• Task statement
Report how many lines contain "没有主机"; state the number and nothing else.

• Records for processing
===============
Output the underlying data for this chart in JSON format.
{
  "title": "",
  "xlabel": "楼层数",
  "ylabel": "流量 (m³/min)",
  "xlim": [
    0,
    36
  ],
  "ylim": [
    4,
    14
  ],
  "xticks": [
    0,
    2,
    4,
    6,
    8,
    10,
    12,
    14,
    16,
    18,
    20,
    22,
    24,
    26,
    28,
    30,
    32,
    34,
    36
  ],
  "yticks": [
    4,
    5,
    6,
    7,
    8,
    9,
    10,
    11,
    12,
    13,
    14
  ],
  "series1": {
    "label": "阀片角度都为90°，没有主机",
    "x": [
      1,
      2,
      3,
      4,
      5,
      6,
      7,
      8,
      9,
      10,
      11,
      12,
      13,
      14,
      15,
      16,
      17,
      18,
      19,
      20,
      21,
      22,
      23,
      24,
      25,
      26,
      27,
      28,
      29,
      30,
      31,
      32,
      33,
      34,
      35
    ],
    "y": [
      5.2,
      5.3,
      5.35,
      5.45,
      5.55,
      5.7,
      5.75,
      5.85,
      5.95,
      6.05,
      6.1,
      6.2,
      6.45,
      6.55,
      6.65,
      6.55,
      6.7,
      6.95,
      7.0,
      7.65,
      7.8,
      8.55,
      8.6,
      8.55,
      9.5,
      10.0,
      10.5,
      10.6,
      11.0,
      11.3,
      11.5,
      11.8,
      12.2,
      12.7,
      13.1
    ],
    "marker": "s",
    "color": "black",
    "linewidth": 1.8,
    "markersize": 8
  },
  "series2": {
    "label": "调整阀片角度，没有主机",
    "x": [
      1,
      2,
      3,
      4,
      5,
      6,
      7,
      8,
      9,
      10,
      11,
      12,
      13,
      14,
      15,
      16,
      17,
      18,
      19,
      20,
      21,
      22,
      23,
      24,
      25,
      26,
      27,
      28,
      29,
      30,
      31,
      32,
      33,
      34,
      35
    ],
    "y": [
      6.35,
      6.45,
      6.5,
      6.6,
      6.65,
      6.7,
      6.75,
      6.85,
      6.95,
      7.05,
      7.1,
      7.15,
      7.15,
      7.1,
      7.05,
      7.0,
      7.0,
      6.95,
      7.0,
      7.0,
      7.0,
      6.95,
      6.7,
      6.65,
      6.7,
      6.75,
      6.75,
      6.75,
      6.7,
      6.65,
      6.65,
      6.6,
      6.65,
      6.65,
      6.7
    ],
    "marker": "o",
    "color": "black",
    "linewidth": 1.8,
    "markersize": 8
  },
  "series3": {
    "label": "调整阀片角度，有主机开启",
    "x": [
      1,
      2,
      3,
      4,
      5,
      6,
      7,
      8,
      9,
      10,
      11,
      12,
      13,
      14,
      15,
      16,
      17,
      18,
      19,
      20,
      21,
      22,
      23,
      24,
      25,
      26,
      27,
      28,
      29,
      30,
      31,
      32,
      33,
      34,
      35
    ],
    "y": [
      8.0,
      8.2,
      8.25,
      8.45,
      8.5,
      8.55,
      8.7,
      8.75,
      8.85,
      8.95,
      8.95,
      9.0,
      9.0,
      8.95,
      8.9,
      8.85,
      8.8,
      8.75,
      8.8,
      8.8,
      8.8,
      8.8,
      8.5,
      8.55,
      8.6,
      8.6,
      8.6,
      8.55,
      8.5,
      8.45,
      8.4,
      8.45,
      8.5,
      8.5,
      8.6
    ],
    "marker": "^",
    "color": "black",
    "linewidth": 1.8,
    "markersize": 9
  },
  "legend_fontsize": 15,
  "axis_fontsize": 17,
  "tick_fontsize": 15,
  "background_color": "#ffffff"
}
===============
• Task output
2